== Material for this exercise
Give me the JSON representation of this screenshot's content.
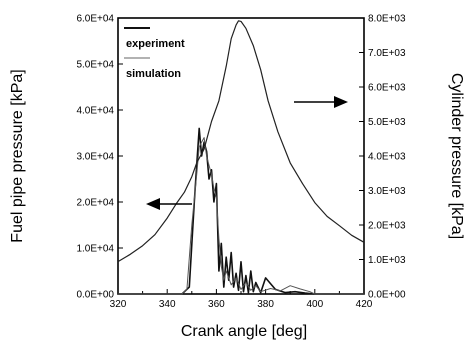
{
  "chart_data": {
    "type": "line",
    "xlabel": "Crank angle [deg]",
    "ylabel_left": "Fuel pipe pressure [kPa]",
    "ylabel_right": "Cylinder pressure [kPa]",
    "xlim": [
      320,
      420
    ],
    "ylim_left": [
      0,
      60000
    ],
    "ylim_right": [
      0,
      8000
    ],
    "x_ticks": [
      "320",
      "340",
      "360",
      "380",
      "400",
      "420"
    ],
    "y_ticks_left": [
      "0.0E+00",
      "1.0E+04",
      "2.0E+04",
      "3.0E+04",
      "4.0E+04",
      "5.0E+04",
      "6.0E+04"
    ],
    "y_ticks_right": [
      "0.0E+00",
      "1.0E+03",
      "2.0E+03",
      "3.0E+03",
      "4.0E+03",
      "5.0E+03",
      "6.0E+03",
      "7.0E+03",
      "8.0E+03"
    ],
    "grid": false,
    "legend_position": "top-left",
    "legend": [
      "experiment",
      "simulation"
    ],
    "series": [
      {
        "name": "experiment",
        "axis": "left",
        "x": [
          320,
          346,
          349,
          351,
          352,
          353,
          354,
          355,
          356,
          357,
          358,
          359,
          360,
          361,
          362,
          363,
          364,
          365,
          366,
          367,
          368,
          369,
          370,
          371,
          372,
          373,
          374,
          375,
          376,
          378,
          380,
          384,
          388,
          392,
          396,
          400,
          420
        ],
        "y": [
          0,
          0,
          1500,
          20000,
          28000,
          36000,
          30000,
          33000,
          31000,
          25000,
          27000,
          20000,
          24000,
          5000,
          11000,
          1500,
          8000,
          3000,
          9000,
          1500,
          4500,
          800,
          7000,
          500,
          4000,
          300,
          5000,
          500,
          2500,
          300,
          3500,
          1000,
          300,
          500,
          200,
          0,
          0
        ]
      },
      {
        "name": "simulation",
        "axis": "left",
        "x": [
          320,
          346,
          348,
          350,
          352,
          353,
          354,
          355,
          356,
          357,
          358,
          359,
          360,
          361,
          362,
          363,
          364,
          366,
          368,
          370,
          372,
          374,
          376,
          378,
          382,
          386,
          390,
          394,
          398,
          400,
          420
        ],
        "y": [
          0,
          0,
          1000,
          15000,
          26000,
          32000,
          33000,
          34000,
          30000,
          28000,
          26000,
          23000,
          21000,
          12000,
          6000,
          3000,
          5000,
          2000,
          3500,
          1000,
          2500,
          800,
          1800,
          500,
          1200,
          700,
          1800,
          1100,
          500,
          0,
          0
        ]
      },
      {
        "name": "cylinder pressure",
        "axis": "right",
        "x": [
          320,
          325,
          330,
          335,
          340,
          344,
          347,
          350,
          352,
          355,
          358,
          361,
          364,
          366,
          368,
          369,
          370,
          372,
          375,
          378,
          381,
          385,
          390,
          395,
          400,
          405,
          410,
          415,
          420
        ],
        "y": [
          940,
          1150,
          1400,
          1720,
          2200,
          2650,
          2950,
          3400,
          3800,
          4200,
          5000,
          5600,
          6600,
          7400,
          7800,
          7920,
          7900,
          7700,
          7200,
          6500,
          5600,
          4700,
          3800,
          3200,
          2650,
          2250,
          1980,
          1700,
          1500
        ]
      }
    ],
    "annotations": [
      {
        "type": "arrow",
        "direction": "left",
        "target_axis": "left",
        "points_to": "Fuel pipe pressure [kPa]"
      },
      {
        "type": "arrow",
        "direction": "right",
        "target_axis": "right",
        "points_to": "Cylinder pressure [kPa]"
      }
    ]
  }
}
====
(Goal)
Without the pictures, restate each entry exactly.

(Final result)
Give me the JSON representation of this screenshot's content.
{
  "chart_data": {
    "type": "line",
    "xlabel": "Crank angle [deg]",
    "ylabel_left": "Fuel pipe pressure [kPa]",
    "ylabel_right": "Cylinder pressure [kPa]",
    "xlim": [
      320,
      420
    ],
    "ylim_left": [
      0,
      60000
    ],
    "ylim_right": [
      0,
      8000
    ],
    "x_ticks": [
      "320",
      "340",
      "360",
      "380",
      "400",
      "420"
    ],
    "y_ticks_left": [
      "0.0E+00",
      "1.0E+04",
      "2.0E+04",
      "3.0E+04",
      "4.0E+04",
      "5.0E+04",
      "6.0E+04"
    ],
    "y_ticks_right": [
      "0.0E+00",
      "1.0E+03",
      "2.0E+03",
      "3.0E+03",
      "4.0E+03",
      "5.0E+03",
      "6.0E+03",
      "7.0E+03",
      "8.0E+03"
    ],
    "grid": false,
    "legend_position": "top-left",
    "legend": [
      "experiment",
      "simulation"
    ],
    "series": [
      {
        "name": "experiment",
        "axis": "left",
        "x": [
          320,
          346,
          349,
          351,
          352,
          353,
          354,
          355,
          356,
          357,
          358,
          359,
          360,
          361,
          362,
          363,
          364,
          365,
          366,
          367,
          368,
          369,
          370,
          371,
          372,
          373,
          374,
          375,
          376,
          378,
          380,
          384,
          388,
          392,
          396,
          400,
          420
        ],
        "y": [
          0,
          0,
          1500,
          20000,
          28000,
          36000,
          30000,
          33000,
          31000,
          25000,
          27000,
          20000,
          24000,
          5000,
          11000,
          1500,
          8000,
          3000,
          9000,
          1500,
          4500,
          800,
          7000,
          500,
          4000,
          300,
          5000,
          500,
          2500,
          300,
          3500,
          1000,
          300,
          500,
          200,
          0,
          0
        ]
      },
      {
        "name": "simulation",
        "axis": "left",
        "x": [
          320,
          346,
          348,
          350,
          352,
          353,
          354,
          355,
          356,
          357,
          358,
          359,
          360,
          361,
          362,
          363,
          364,
          366,
          368,
          370,
          372,
          374,
          376,
          378,
          382,
          386,
          390,
          394,
          398,
          400,
          420
        ],
        "y": [
          0,
          0,
          1000,
          15000,
          26000,
          32000,
          33000,
          34000,
          30000,
          28000,
          26000,
          23000,
          21000,
          12000,
          6000,
          3000,
          5000,
          2000,
          3500,
          1000,
          2500,
          800,
          1800,
          500,
          1200,
          700,
          1800,
          1100,
          500,
          0,
          0
        ]
      },
      {
        "name": "cylinder pressure",
        "axis": "right",
        "x": [
          320,
          325,
          330,
          335,
          340,
          344,
          347,
          350,
          352,
          355,
          358,
          361,
          364,
          366,
          368,
          369,
          370,
          372,
          375,
          378,
          381,
          385,
          390,
          395,
          400,
          405,
          410,
          415,
          420
        ],
        "y": [
          940,
          1150,
          1400,
          1720,
          2200,
          2650,
          2950,
          3400,
          3800,
          4200,
          5000,
          5600,
          6600,
          7400,
          7800,
          7920,
          7900,
          7700,
          7200,
          6500,
          5600,
          4700,
          3800,
          3200,
          2650,
          2250,
          1980,
          1700,
          1500
        ]
      }
    ],
    "annotations": [
      {
        "type": "arrow",
        "direction": "left",
        "target_axis": "left",
        "points_to": "Fuel pipe pressure [kPa]"
      },
      {
        "type": "arrow",
        "direction": "right",
        "target_axis": "right",
        "points_to": "Cylinder pressure [kPa]"
      }
    ]
  }
}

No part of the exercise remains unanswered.